§ Dataset records
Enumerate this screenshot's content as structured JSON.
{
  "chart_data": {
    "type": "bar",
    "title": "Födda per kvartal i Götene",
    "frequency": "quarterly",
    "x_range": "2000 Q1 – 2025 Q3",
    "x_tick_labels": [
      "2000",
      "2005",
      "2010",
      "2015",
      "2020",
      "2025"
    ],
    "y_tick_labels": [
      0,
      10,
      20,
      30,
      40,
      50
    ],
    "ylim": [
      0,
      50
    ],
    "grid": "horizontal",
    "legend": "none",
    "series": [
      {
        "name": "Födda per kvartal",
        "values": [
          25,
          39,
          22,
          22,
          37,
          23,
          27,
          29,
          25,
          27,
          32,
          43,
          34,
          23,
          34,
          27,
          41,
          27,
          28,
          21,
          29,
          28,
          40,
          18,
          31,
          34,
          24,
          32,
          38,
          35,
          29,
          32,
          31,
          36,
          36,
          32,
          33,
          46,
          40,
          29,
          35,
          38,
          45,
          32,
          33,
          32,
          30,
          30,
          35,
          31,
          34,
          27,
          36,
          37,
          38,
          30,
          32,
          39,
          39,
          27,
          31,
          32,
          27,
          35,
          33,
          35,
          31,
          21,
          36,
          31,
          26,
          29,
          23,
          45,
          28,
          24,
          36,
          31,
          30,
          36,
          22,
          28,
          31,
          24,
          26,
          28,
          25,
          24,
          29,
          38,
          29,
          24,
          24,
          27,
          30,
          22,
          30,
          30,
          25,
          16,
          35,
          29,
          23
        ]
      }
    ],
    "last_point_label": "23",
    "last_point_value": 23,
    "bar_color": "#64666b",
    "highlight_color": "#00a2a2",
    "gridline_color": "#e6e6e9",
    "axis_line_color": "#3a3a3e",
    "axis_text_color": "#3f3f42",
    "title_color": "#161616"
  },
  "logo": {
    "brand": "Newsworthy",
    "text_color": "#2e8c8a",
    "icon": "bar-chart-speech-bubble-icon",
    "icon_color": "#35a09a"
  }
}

§ Given instruction
Write the entries again, exactly as they stand.

§ Final answer
Enumerate this screenshot's content as structured JSON.
{
  "chart_data": {
    "type": "bar",
    "title": "Födda per kvartal i Götene",
    "frequency": "quarterly",
    "x_range": "2000 Q1 – 2025 Q3",
    "x_tick_labels": [
      "2000",
      "2005",
      "2010",
      "2015",
      "2020",
      "2025"
    ],
    "y_tick_labels": [
      0,
      10,
      20,
      30,
      40,
      50
    ],
    "ylim": [
      0,
      50
    ],
    "grid": "horizontal",
    "legend": "none",
    "series": [
      {
        "name": "Födda per kvartal",
        "values": [
          25,
          39,
          22,
          22,
          37,
          23,
          27,
          29,
          25,
          27,
          32,
          43,
          34,
          23,
          34,
          27,
          41,
          27,
          28,
          21,
          29,
          28,
          40,
          18,
          31,
          34,
          24,
          32,
          38,
          35,
          29,
          32,
          31,
          36,
          36,
          32,
          33,
          46,
          40,
          29,
          35,
          38,
          45,
          32,
          33,
          32,
          30,
          30,
          35,
          31,
          34,
          27,
          36,
          37,
          38,
          30,
          32,
          39,
          39,
          27,
          31,
          32,
          27,
          35,
          33,
          35,
          31,
          21,
          36,
          31,
          26,
          29,
          23,
          45,
          28,
          24,
          36,
          31,
          30,
          36,
          22,
          28,
          31,
          24,
          26,
          28,
          25,
          24,
          29,
          38,
          29,
          24,
          24,
          27,
          30,
          22,
          30,
          30,
          25,
          16,
          35,
          29,
          23
        ]
      }
    ],
    "last_point_label": "23",
    "last_point_value": 23,
    "bar_color": "#64666b",
    "highlight_color": "#00a2a2",
    "gridline_color": "#e6e6e9",
    "axis_line_color": "#3a3a3e",
    "axis_text_color": "#3f3f42",
    "title_color": "#161616"
  },
  "logo": {
    "brand": "Newsworthy",
    "text_color": "#2e8c8a",
    "icon": "bar-chart-speech-bubble-icon",
    "icon_color": "#35a09a"
  }
}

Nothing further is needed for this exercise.